- To be done
Select lines where the word "Africa" appears.

- Records for this task
——————————
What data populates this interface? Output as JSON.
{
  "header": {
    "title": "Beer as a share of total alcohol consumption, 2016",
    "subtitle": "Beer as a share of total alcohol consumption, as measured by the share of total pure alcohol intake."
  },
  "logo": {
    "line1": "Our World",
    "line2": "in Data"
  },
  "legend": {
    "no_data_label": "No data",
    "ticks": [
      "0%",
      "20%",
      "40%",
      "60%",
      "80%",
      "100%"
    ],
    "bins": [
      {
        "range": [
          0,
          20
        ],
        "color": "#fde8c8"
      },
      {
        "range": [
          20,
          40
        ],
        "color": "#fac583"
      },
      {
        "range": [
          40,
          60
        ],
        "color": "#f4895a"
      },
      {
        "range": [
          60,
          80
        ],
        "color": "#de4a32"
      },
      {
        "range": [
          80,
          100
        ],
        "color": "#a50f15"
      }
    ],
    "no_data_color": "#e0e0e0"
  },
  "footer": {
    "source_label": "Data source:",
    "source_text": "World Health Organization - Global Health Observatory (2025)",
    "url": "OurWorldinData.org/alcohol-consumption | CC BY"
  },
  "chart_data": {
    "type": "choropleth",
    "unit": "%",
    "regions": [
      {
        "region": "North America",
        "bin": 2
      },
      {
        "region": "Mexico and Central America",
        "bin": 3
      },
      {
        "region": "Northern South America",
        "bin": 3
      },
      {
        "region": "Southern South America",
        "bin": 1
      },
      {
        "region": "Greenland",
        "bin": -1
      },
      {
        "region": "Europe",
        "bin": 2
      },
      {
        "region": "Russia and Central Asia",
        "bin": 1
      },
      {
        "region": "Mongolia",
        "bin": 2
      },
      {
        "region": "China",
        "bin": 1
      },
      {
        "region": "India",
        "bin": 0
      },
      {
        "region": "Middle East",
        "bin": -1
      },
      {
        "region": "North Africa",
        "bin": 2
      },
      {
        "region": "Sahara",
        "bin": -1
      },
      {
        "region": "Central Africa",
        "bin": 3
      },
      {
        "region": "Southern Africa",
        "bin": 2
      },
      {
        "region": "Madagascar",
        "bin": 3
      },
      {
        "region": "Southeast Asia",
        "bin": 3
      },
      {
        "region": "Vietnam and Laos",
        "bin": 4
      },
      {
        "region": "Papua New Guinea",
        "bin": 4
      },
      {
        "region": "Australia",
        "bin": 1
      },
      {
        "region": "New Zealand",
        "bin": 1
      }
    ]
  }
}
——————————
- Problem solution
        "region": "North Africa",
        "region": "Central Africa",
        "region": "Southern Africa",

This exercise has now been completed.